--- Start of SUPPLIED RECORDS ---

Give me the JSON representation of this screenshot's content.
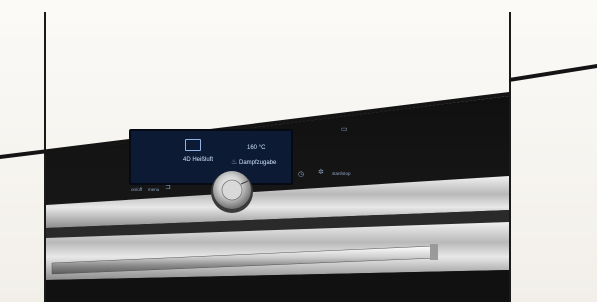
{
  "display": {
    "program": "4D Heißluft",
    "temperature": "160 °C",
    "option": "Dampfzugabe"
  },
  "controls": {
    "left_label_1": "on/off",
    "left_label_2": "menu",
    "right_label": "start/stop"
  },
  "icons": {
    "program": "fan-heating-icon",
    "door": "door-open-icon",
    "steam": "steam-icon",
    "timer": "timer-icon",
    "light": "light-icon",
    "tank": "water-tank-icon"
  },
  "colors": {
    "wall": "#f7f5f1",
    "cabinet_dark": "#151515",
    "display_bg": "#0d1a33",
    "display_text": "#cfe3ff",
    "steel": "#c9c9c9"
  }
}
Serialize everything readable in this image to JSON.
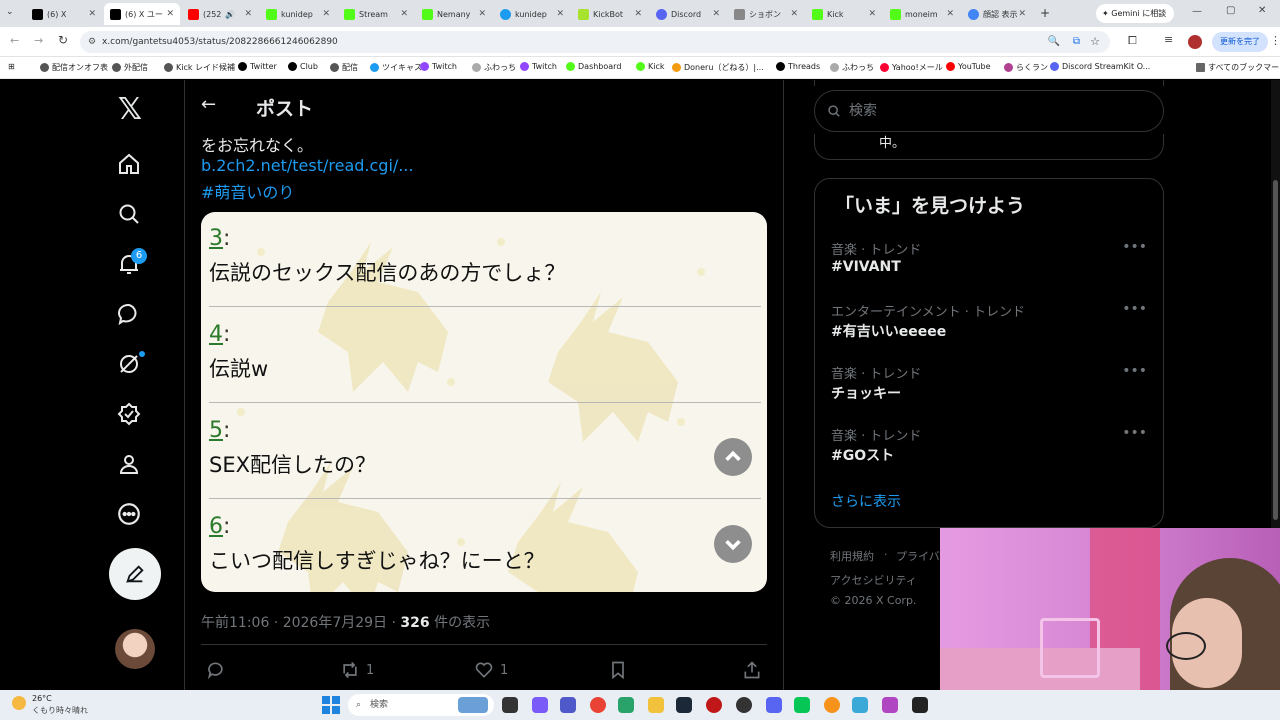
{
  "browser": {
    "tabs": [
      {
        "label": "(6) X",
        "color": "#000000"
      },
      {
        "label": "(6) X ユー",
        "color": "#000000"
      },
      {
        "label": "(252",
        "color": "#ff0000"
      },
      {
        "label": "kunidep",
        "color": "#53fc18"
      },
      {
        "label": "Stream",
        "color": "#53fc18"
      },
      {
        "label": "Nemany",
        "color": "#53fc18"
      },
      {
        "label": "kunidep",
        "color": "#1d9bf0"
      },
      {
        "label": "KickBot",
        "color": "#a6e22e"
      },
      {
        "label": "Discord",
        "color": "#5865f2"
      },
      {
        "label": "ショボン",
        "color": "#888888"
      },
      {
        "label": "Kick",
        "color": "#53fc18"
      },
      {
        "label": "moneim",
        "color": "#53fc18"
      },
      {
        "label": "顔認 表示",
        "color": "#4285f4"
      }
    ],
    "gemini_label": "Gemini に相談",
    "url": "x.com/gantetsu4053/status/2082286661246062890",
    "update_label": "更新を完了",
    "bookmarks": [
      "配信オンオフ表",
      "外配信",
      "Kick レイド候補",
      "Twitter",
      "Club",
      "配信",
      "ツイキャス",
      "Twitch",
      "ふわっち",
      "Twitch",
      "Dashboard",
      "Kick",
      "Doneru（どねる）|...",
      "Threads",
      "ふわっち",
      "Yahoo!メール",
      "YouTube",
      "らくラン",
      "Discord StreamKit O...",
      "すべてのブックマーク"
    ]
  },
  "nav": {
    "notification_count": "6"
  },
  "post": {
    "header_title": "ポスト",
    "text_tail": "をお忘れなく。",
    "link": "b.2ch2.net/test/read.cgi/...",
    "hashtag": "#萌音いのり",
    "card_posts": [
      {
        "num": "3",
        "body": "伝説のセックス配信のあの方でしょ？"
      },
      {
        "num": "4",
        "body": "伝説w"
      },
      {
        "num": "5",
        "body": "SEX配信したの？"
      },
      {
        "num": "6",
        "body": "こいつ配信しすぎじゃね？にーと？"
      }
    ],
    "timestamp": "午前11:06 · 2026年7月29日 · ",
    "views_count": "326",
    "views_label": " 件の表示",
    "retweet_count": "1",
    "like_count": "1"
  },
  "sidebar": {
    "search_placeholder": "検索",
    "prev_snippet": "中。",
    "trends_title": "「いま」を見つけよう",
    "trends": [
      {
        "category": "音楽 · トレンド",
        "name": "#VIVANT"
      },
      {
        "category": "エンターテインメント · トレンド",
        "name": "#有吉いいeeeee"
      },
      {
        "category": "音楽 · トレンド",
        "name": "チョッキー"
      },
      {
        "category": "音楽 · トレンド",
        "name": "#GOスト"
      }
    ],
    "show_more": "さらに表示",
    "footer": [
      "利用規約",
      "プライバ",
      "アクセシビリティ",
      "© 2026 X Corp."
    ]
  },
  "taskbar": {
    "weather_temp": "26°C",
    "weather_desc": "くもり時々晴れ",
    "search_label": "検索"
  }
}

--- End of SUPPLIED RECORDS ---

▶ **THE TASK**:
Repeat the records above exactly, omitting every picture.

▶ **OUTPUT FOR THIS EXERCISE**:
Give me the JSON representation of this screenshot's content.
{
  "display": {
    "program": "4D Heißluft",
    "temperature": "160 °C",
    "option": "Dampfzugabe"
  },
  "controls": {
    "left_label_1": "on/off",
    "left_label_2": "menu",
    "right_label": "start/stop"
  },
  "icons": {
    "program": "fan-heating-icon",
    "door": "door-open-icon",
    "steam": "steam-icon",
    "timer": "timer-icon",
    "light": "light-icon",
    "tank": "water-tank-icon"
  },
  "colors": {
    "wall": "#f7f5f1",
    "cabinet_dark": "#151515",
    "display_bg": "#0d1a33",
    "display_text": "#cfe3ff",
    "steel": "#c9c9c9"
  }
}
Serialize everything readable in this image to JSON.
{
  "browser": {
    "tabs": [
      {
        "label": "(6) X",
        "color": "#000000"
      },
      {
        "label": "(6) X ユー",
        "color": "#000000"
      },
      {
        "label": "(252",
        "color": "#ff0000"
      },
      {
        "label": "kunidep",
        "color": "#53fc18"
      },
      {
        "label": "Stream",
        "color": "#53fc18"
      },
      {
        "label": "Nemany",
        "color": "#53fc18"
      },
      {
        "label": "kunidep",
        "color": "#1d9bf0"
      },
      {
        "label": "KickBot",
        "color": "#a6e22e"
      },
      {
        "label": "Discord",
        "color": "#5865f2"
      },
      {
        "label": "ショボン",
        "color": "#888888"
      },
      {
        "label": "Kick",
        "color": "#53fc18"
      },
      {
        "label": "moneim",
        "color": "#53fc18"
      },
      {
        "label": "顔認 表示",
        "color": "#4285f4"
      }
    ],
    "gemini_label": "Gemini に相談",
    "url": "x.com/gantetsu4053/status/2082286661246062890",
    "update_label": "更新を完了",
    "bookmarks": [
      "配信オンオフ表",
      "外配信",
      "Kick レイド候補",
      "Twitter",
      "Club",
      "配信",
      "ツイキャス",
      "Twitch",
      "ふわっち",
      "Twitch",
      "Dashboard",
      "Kick",
      "Doneru（どねる）|...",
      "Threads",
      "ふわっち",
      "Yahoo!メール",
      "YouTube",
      "らくラン",
      "Discord StreamKit O...",
      "すべてのブックマーク"
    ]
  },
  "nav": {
    "notification_count": "6"
  },
  "post": {
    "header_title": "ポスト",
    "text_tail": "をお忘れなく。",
    "link": "b.2ch2.net/test/read.cgi/...",
    "hashtag": "#萌音いのり",
    "card_posts": [
      {
        "num": "3",
        "body": "伝説のセックス配信のあの方でしょ？"
      },
      {
        "num": "4",
        "body": "伝説w"
      },
      {
        "num": "5",
        "body": "SEX配信したの？"
      },
      {
        "num": "6",
        "body": "こいつ配信しすぎじゃね？にーと？"
      }
    ],
    "timestamp": "午前11:06 · 2026年7月29日 · ",
    "views_count": "326",
    "views_label": " 件の表示",
    "retweet_count": "1",
    "like_count": "1"
  },
  "sidebar": {
    "search_placeholder": "検索",
    "prev_snippet": "中。",
    "trends_title": "「いま」を見つけよう",
    "trends": [
      {
        "category": "音楽 · トレンド",
        "name": "#VIVANT"
      },
      {
        "category": "エンターテインメント · トレンド",
        "name": "#有吉いいeeeee"
      },
      {
        "category": "音楽 · トレンド",
        "name": "チョッキー"
      },
      {
        "category": "音楽 · トレンド",
        "name": "#GOスト"
      }
    ],
    "show_more": "さらに表示",
    "footer": [
      "利用規約",
      "プライバ",
      "アクセシビリティ",
      "© 2026 X Corp."
    ]
  },
  "taskbar": {
    "weather_temp": "26°C",
    "weather_desc": "くもり時々晴れ",
    "search_label": "検索"
  }
}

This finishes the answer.